● Task directions: Report only the number of lines in this material that include the string "text".

____________________

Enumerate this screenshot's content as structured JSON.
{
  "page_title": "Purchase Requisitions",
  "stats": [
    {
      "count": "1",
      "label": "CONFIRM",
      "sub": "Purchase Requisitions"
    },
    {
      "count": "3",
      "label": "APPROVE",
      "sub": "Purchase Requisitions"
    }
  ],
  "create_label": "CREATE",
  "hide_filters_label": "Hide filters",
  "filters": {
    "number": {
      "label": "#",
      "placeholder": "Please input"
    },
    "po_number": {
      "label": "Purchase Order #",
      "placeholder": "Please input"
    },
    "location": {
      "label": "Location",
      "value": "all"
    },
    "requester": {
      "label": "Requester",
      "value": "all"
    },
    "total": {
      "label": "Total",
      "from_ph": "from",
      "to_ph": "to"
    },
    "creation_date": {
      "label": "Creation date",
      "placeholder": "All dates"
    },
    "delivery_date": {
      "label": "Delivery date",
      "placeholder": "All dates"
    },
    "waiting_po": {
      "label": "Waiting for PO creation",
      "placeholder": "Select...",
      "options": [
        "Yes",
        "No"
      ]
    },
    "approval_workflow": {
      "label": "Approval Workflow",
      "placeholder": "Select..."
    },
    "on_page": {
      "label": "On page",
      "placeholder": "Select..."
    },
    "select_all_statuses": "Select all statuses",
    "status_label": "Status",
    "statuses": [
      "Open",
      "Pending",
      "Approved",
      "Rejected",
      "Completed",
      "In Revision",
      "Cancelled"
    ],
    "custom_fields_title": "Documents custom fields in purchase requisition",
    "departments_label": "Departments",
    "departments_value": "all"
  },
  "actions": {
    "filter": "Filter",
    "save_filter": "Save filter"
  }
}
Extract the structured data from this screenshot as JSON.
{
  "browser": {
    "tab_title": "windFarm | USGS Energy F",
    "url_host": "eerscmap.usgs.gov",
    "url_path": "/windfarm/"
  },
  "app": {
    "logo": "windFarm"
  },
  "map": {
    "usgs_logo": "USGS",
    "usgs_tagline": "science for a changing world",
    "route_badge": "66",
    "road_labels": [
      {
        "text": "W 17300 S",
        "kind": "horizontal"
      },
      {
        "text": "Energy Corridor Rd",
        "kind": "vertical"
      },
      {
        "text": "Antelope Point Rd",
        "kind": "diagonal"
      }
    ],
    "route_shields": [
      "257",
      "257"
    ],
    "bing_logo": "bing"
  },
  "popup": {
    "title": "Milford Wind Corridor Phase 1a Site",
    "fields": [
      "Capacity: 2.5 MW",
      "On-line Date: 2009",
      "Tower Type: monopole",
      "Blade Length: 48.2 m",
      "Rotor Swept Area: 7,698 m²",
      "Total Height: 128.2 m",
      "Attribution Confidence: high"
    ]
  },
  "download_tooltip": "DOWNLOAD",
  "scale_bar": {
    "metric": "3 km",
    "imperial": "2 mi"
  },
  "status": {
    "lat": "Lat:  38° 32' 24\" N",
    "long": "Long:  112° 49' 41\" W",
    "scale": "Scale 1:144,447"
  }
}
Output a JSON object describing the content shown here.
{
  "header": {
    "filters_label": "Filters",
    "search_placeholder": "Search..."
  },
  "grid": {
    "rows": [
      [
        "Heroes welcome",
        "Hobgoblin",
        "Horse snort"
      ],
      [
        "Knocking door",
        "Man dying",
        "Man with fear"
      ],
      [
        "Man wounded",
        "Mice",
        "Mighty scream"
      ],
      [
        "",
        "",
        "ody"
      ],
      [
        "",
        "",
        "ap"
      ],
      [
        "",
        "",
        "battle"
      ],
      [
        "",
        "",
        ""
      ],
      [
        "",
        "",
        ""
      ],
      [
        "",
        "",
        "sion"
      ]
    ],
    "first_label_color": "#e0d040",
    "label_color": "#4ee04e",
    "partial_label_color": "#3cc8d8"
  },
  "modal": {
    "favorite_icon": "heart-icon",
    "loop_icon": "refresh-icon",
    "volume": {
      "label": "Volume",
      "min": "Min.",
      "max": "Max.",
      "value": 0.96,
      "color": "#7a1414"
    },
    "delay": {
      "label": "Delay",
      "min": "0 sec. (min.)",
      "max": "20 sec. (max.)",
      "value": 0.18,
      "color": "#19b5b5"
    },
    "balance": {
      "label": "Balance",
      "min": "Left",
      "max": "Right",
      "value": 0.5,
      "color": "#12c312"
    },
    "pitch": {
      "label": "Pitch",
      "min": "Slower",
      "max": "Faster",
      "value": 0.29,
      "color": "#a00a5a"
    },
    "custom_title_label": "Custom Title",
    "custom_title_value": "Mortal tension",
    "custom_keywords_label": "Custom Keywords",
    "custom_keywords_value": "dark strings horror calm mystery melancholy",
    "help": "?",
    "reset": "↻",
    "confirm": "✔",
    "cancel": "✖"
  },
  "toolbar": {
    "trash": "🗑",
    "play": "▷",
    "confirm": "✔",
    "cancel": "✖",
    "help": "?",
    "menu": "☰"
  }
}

____________________

● Response: 3